(Exercise instructions): Output, as a numbered list with blank lines omitted, the lines in the entries below running from the line containing "bullet-icon: • — [746, 255, 752, 274]" up to and including the line containing "legend-category: •P2P /".
_ _ _ _
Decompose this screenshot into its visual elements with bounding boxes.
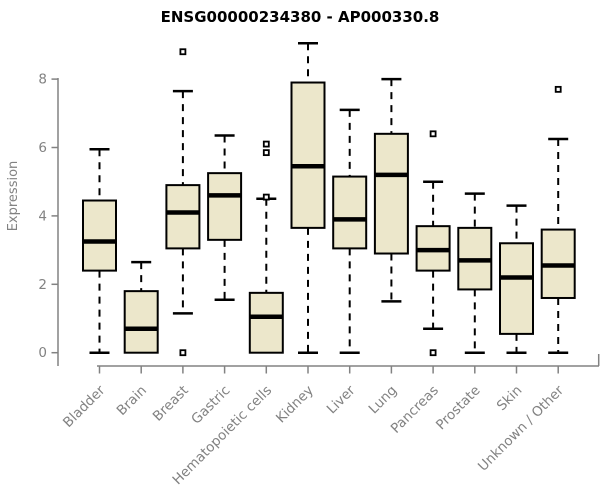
box-liver	[332, 175, 368, 250]
y-tick-label: 8	[38, 72, 47, 88]
x-tick-label: Kidney	[273, 383, 317, 427]
x-tick-label: Prostate	[433, 383, 484, 434]
box-gastric	[207, 172, 243, 241]
y-tick-label: 4	[38, 208, 47, 224]
outlier-point	[179, 349, 187, 357]
box-lung	[373, 132, 409, 255]
outlier-point	[262, 149, 270, 157]
x-tick-label: Skin	[494, 383, 526, 415]
box-hematopoietic-cells	[248, 291, 284, 354]
outlier-point	[554, 85, 562, 93]
x-tick-label: Breast	[150, 383, 192, 425]
y-tick-label: 0	[38, 345, 47, 361]
box-kidney	[290, 81, 326, 229]
y-tick-label: 2	[38, 277, 47, 293]
box-breast	[165, 184, 201, 250]
y-tick-label: 6	[38, 140, 47, 156]
x-tick-label: Lung	[366, 383, 401, 418]
x-tick-label: Liver	[324, 382, 359, 417]
outlier-point	[262, 193, 270, 201]
box-skin	[499, 242, 534, 335]
chart-title: ENSG00000234380 - AP000330.8	[160, 8, 440, 26]
x-tick-label: Brain	[114, 383, 150, 419]
box-bladder	[82, 199, 117, 272]
box-brain	[123, 290, 159, 354]
outlier-point	[262, 140, 270, 148]
outlier-point	[429, 130, 437, 138]
outlier-point	[429, 349, 437, 357]
outlier-point	[179, 48, 187, 56]
x-tick-label: Bladder	[60, 382, 109, 431]
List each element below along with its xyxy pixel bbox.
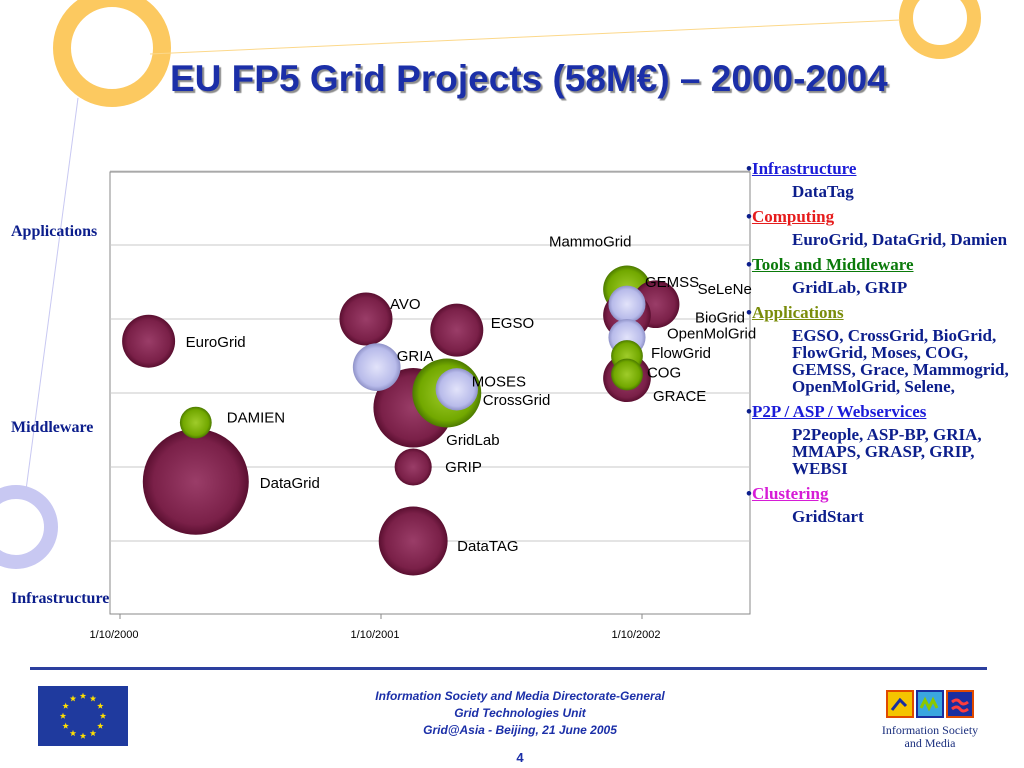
bullet-icon: • — [746, 255, 752, 274]
bubble-gemss — [608, 285, 646, 323]
legend-category-heading: •Computing — [746, 208, 1021, 225]
legend-category: •P2P / ASP / Webservices P2People, ASP-BP… — [746, 403, 1021, 477]
project-category-legend: •Infrastructure DataTag •Computing EuroGrid… — [746, 160, 1021, 533]
x-tick-label: 1/10/2001 — [351, 629, 400, 641]
legend-category-name: Infrastructure — [751, 159, 857, 178]
bubble-moses — [435, 368, 478, 411]
category-label-infrastructure: Infrastructure — [11, 590, 109, 607]
decorative-line-left — [25, 97, 79, 491]
bubble-label-gemss: GEMSS — [645, 274, 699, 291]
legend-category-heading: •P2P / ASP / Webservices — [746, 403, 1021, 420]
legend-category-name: Applications — [751, 303, 844, 322]
bubble-label-damien: DAMIEN — [227, 410, 285, 427]
bullet-icon: • — [746, 402, 752, 421]
star-icon — [62, 702, 69, 709]
information-society-logo-icon — [886, 690, 974, 718]
legend-category-heading: •Applications — [746, 304, 1021, 321]
footer-line-3: Grid@Asia - Beijing, 21 June 2005 — [423, 723, 617, 737]
legend-category-heading: •Infrastructure — [746, 160, 1021, 177]
bullet-icon: • — [746, 159, 752, 178]
star-icon — [97, 722, 104, 729]
information-society-logo-text: Information Society and Media — [868, 724, 992, 750]
star-icon — [69, 729, 77, 737]
legend-category-projects: GridStart — [792, 507, 864, 526]
bubble-label-flowgrid: FlowGrid — [651, 345, 711, 362]
bubble-label-datagrid: DataGrid — [260, 475, 320, 492]
decorative-ring-top-left — [53, 0, 171, 107]
bubble-label-egso: EGSO — [491, 315, 534, 332]
bubble-gria — [352, 343, 401, 391]
bubble-damien — [179, 406, 212, 439]
footer-line-1: Information Society and Media Directorat… — [375, 689, 665, 703]
bullet-icon: • — [746, 207, 752, 226]
bullet-icon: • — [746, 484, 752, 503]
footer-divider — [30, 667, 987, 670]
footer-info: Information Society and Media Directorat… — [300, 688, 740, 739]
star-icon — [59, 712, 67, 719]
star-icon — [97, 702, 104, 709]
legend-category-name: P2P / ASP / Webservices — [751, 402, 927, 421]
legend-category-heading: •Tools and Middleware — [746, 256, 1021, 273]
legend-category: •Computing EuroGrid, DataGrid, Damien — [746, 208, 1021, 248]
bubble-label-datatag: DataTAG — [457, 538, 518, 555]
star-icon — [89, 695, 97, 702]
star-icon — [89, 729, 97, 737]
bubble-label-selene: SeLeNe — [698, 281, 752, 298]
decorative-ring-top-right — [899, 0, 981, 59]
legend-category-name: Computing — [751, 207, 835, 226]
eu-flag-logo — [38, 686, 128, 746]
legend-category-projects: P2People, ASP-BP, GRIA, MMAPS, GRASP, GR… — [792, 425, 982, 478]
x-tick-label: 1/10/2000 — [90, 629, 139, 641]
star-icon — [69, 695, 77, 702]
category-label-applications: Applications — [11, 223, 97, 240]
legend-category-projects: DataTag — [792, 182, 854, 201]
bubble-avo — [339, 292, 393, 346]
bubble-datatag — [378, 506, 448, 576]
legend-category: •Tools and Middleware GridLab, GRIP — [746, 256, 1021, 296]
legend-category-projects: EGSO, CrossGrid, BioGrid, FlowGrid, Mose… — [792, 326, 1009, 396]
bubble-label-moses: MOSES — [472, 373, 526, 390]
star-icon — [79, 692, 87, 699]
logo-text-line-1: Information Society — [881, 723, 979, 737]
bubble-label-grip: GRIP — [445, 459, 482, 476]
bubble-label-cog: COG — [647, 365, 681, 382]
bubble-datagrid — [142, 428, 249, 535]
bubble-label-crossgrid: CrossGrid — [483, 392, 551, 409]
legend-category-name: Tools and Middleware — [751, 255, 914, 274]
star-icon — [79, 732, 87, 739]
legend-category-name: Clustering — [751, 484, 829, 503]
legend-category-heading: •Clustering — [746, 485, 1021, 502]
decorative-ring-left — [0, 485, 58, 569]
bubble-label-avo: AVO — [390, 296, 421, 313]
bubble-egso — [430, 303, 484, 357]
bubble-label-eurogrid: EuroGrid — [186, 334, 246, 351]
bubble-label-grace: GRACE — [653, 388, 706, 405]
legend-category: •Infrastructure DataTag — [746, 160, 1021, 200]
legend-category: •Clustering GridStart — [746, 485, 1021, 525]
bubble-label-gridlab: GridLab — [446, 432, 499, 449]
category-label-middleware: Middleware — [11, 419, 93, 436]
bubble-eurogrid — [122, 314, 176, 368]
bubble-label-mammogrid: MammoGrid — [549, 233, 632, 250]
legend-category-projects: GridLab, GRIP — [792, 278, 908, 297]
x-tick-label: 1/10/2002 — [612, 629, 661, 641]
legend-category-projects: EuroGrid, DataGrid, Damien — [792, 230, 1008, 249]
page-number: 4 — [516, 750, 524, 765]
legend-category: •Applications EGSO, CrossGrid, BioGrid, F… — [746, 304, 1021, 395]
decorative-line-top — [149, 19, 901, 55]
bubble-grip — [394, 448, 432, 486]
bullet-icon: • — [746, 303, 752, 322]
star-icon — [99, 712, 107, 719]
footer-line-2: Grid Technologies Unit — [454, 706, 586, 720]
bubble-label-biogrid: BioGrid — [695, 309, 745, 326]
star-icon — [62, 722, 69, 729]
bubble-label-openmolgrid: OpenMolGrid — [667, 326, 756, 343]
bubble-cog — [611, 358, 643, 391]
slide-title: EU FP5 Grid Projects (58M€) – 2000-2004 — [170, 58, 888, 99]
logo-text-line-2: and Media — [904, 736, 956, 750]
bubble-label-gria: GRIA — [397, 348, 434, 365]
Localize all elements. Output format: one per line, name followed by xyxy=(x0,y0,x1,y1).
_ _ _ _
(Written answer):
1. bullet-icon: • — [746, 255, 752, 274]
2. bubble-gemss — [608, 285, 646, 323]
3. legend-category-heading: •Computing — [746, 208, 1021, 225]
4. legend-category: •P2P / ASP / Webservices P2People, ASP-BP… — [746, 403, 1021, 477]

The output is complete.